What to work on
Where a line below holds the string "objects", copy that line.

[Stored data]
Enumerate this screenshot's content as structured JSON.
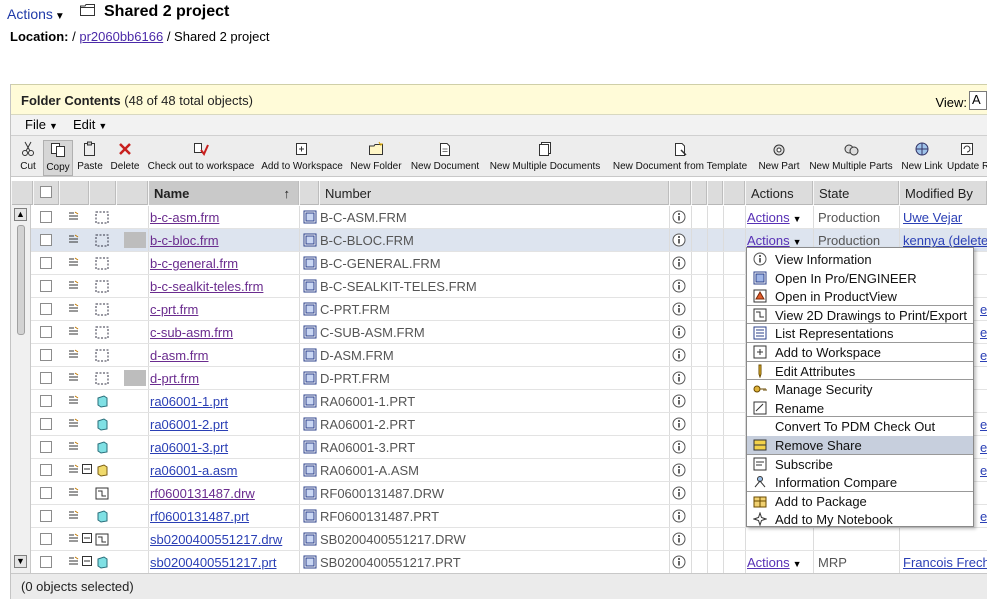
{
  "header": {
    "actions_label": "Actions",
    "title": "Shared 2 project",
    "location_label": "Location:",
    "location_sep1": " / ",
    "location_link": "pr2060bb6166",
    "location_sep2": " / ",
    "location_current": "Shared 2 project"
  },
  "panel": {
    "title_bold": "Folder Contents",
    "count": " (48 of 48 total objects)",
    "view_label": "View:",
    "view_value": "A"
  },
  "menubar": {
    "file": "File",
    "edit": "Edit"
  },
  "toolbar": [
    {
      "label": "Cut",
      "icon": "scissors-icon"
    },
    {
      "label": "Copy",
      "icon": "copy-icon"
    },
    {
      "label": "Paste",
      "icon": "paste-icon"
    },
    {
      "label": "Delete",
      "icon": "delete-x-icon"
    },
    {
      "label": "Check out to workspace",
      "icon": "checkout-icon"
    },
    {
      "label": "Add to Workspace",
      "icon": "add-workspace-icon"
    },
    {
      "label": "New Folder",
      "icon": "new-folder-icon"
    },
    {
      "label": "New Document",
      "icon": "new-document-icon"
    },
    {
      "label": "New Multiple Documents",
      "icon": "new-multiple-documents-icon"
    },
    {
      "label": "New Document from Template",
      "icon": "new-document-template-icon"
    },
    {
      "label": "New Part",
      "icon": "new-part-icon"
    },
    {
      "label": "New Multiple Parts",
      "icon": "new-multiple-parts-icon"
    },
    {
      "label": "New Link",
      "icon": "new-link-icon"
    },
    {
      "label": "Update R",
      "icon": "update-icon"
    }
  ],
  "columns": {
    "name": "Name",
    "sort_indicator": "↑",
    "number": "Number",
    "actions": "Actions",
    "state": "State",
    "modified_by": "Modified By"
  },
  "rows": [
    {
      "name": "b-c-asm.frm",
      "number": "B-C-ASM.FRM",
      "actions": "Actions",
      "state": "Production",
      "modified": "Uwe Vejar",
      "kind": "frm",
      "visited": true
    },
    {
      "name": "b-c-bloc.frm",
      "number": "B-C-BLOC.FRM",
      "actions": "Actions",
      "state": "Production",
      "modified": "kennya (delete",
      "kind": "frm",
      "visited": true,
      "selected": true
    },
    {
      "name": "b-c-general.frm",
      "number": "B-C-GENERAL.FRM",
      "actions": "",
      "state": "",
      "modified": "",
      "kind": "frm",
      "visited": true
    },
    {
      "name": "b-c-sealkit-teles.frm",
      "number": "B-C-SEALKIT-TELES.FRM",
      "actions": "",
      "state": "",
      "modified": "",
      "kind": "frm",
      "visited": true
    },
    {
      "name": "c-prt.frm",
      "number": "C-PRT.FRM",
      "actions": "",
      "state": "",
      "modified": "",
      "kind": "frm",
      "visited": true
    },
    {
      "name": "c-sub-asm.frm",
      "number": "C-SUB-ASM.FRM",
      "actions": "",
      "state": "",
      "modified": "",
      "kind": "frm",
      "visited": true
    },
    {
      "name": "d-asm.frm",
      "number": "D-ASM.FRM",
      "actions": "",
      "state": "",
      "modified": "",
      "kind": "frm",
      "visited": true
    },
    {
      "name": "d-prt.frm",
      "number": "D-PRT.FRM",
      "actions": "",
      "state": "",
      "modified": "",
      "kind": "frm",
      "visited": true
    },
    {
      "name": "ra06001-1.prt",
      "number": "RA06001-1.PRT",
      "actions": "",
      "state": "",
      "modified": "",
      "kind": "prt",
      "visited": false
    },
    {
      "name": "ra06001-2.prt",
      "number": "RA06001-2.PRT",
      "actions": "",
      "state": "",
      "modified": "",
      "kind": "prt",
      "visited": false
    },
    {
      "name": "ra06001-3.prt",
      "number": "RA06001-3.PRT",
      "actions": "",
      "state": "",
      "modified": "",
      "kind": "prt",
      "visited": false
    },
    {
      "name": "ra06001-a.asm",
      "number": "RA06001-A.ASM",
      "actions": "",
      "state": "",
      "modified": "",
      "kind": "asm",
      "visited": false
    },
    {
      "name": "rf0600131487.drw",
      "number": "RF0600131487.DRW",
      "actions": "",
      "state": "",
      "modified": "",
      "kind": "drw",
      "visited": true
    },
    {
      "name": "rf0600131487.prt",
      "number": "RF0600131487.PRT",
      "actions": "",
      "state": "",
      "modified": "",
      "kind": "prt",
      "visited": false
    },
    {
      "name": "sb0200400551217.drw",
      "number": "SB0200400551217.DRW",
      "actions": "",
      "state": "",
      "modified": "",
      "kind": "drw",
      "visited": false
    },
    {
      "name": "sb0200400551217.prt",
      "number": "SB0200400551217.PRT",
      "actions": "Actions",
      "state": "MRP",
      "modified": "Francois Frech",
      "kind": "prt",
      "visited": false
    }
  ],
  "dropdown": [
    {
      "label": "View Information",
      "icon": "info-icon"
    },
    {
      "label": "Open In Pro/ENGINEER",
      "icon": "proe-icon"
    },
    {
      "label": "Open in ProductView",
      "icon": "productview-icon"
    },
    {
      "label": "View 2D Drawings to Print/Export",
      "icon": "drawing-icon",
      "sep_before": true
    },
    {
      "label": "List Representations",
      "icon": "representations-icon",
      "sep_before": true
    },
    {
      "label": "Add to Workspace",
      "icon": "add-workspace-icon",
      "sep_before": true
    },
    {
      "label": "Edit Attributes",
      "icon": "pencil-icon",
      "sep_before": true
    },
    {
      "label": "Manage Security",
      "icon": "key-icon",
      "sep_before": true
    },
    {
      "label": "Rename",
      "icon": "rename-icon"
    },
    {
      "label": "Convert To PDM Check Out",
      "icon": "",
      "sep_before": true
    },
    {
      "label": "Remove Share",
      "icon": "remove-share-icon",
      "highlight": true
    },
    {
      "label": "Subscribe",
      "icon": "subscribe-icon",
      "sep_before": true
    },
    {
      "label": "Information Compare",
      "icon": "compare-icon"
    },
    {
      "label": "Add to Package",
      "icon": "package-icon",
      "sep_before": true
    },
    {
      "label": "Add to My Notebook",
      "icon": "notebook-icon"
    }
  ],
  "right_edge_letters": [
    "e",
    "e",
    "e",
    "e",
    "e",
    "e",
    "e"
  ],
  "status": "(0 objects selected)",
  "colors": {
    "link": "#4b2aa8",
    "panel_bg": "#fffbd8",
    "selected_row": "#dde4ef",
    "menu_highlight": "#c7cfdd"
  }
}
---
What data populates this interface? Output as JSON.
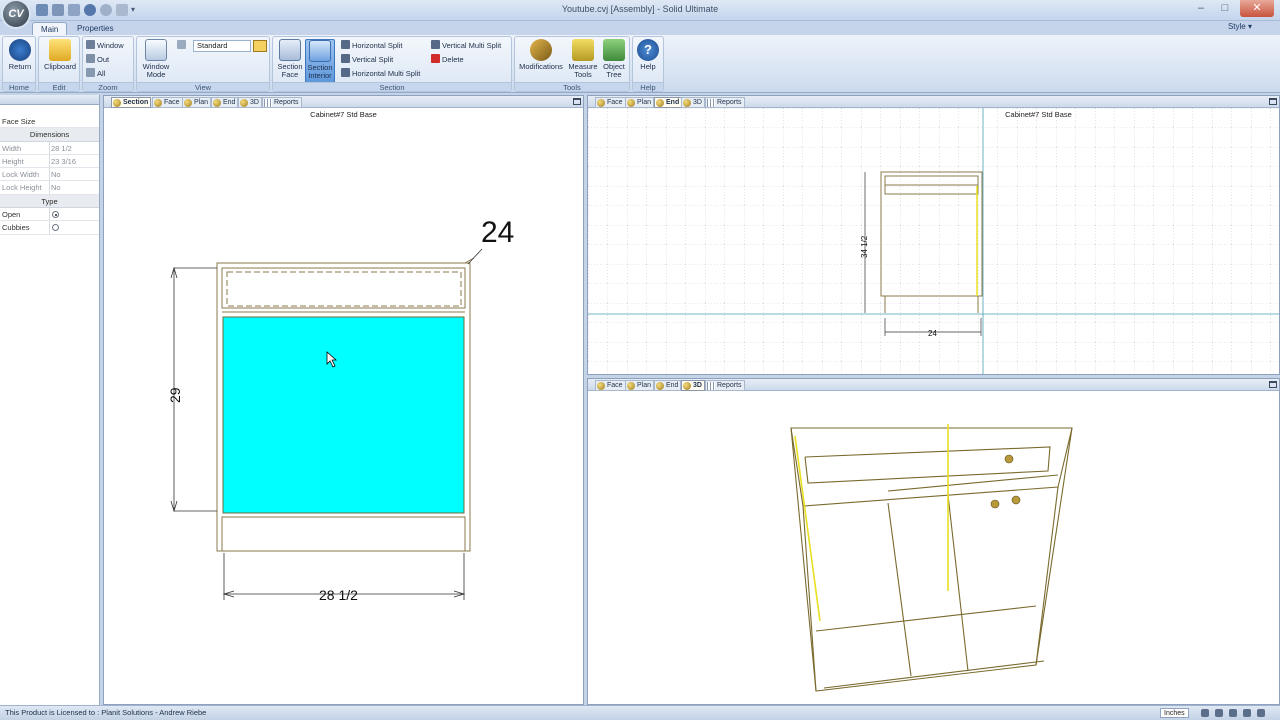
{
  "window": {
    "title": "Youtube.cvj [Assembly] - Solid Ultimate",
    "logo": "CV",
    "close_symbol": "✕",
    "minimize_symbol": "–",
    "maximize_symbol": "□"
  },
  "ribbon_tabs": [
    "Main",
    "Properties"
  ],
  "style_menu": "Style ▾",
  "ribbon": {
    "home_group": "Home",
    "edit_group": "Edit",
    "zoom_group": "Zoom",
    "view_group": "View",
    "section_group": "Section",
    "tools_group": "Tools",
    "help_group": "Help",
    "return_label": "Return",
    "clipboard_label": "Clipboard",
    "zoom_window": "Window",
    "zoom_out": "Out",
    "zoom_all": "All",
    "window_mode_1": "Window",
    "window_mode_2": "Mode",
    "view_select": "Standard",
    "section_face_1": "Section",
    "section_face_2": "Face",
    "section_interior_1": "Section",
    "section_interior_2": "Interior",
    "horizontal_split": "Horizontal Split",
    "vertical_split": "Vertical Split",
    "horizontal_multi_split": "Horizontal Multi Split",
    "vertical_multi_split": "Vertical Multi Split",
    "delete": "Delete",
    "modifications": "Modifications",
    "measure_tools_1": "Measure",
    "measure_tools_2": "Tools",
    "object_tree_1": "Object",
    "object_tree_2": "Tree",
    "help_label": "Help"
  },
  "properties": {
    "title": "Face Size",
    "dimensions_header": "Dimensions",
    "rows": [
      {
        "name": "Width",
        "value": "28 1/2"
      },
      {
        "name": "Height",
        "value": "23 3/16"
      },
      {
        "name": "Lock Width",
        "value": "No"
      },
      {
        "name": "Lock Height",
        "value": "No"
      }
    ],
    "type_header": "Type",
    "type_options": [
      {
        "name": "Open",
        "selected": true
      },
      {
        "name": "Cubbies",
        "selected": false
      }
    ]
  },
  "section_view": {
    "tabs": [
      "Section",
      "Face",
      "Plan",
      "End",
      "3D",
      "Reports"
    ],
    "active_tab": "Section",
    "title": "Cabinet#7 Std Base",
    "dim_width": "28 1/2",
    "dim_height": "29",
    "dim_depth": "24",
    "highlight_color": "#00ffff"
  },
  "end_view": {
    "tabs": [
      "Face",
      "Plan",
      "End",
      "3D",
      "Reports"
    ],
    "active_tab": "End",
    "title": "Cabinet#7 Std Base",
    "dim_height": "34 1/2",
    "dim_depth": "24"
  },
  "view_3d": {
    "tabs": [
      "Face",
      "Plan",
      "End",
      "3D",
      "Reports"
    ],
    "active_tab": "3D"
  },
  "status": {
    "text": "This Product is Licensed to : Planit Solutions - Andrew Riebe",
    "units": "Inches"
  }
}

Result
    "count": " (48 of 48 total objects)",
  "status": "(0 objects selected)",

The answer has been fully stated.